Dataset items:
====================

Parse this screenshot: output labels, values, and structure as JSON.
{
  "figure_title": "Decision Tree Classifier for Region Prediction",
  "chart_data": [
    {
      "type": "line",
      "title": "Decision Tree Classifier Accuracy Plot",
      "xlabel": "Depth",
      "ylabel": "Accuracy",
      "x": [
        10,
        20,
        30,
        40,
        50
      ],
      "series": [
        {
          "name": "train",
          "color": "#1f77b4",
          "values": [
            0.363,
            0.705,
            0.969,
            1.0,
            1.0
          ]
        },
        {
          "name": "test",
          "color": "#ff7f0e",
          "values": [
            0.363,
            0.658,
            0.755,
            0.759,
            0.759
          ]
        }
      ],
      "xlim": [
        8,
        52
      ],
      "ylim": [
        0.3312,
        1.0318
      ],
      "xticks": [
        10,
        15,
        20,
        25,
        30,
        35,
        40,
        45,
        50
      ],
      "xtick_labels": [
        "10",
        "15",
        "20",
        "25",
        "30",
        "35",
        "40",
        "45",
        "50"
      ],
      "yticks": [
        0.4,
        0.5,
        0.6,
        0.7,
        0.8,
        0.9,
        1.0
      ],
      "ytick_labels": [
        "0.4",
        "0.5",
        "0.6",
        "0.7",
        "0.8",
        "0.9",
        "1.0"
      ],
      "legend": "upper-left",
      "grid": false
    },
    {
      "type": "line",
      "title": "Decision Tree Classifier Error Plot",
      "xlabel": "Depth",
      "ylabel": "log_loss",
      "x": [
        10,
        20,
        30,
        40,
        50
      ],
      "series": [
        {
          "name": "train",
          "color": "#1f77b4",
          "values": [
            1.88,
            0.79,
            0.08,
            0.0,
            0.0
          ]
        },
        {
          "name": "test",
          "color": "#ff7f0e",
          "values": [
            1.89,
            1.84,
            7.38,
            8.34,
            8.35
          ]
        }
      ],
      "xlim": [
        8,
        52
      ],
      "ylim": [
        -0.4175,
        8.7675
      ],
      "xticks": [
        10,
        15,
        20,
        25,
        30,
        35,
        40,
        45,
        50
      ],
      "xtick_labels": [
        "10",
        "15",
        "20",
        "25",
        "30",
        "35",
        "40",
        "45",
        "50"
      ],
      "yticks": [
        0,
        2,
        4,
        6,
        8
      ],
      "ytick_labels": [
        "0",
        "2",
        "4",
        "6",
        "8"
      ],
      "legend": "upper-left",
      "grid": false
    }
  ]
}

====================

*What you should do*.
Nothing but a number is needed here: how many lines hold the string "Plot"?

*Result of the task*.
2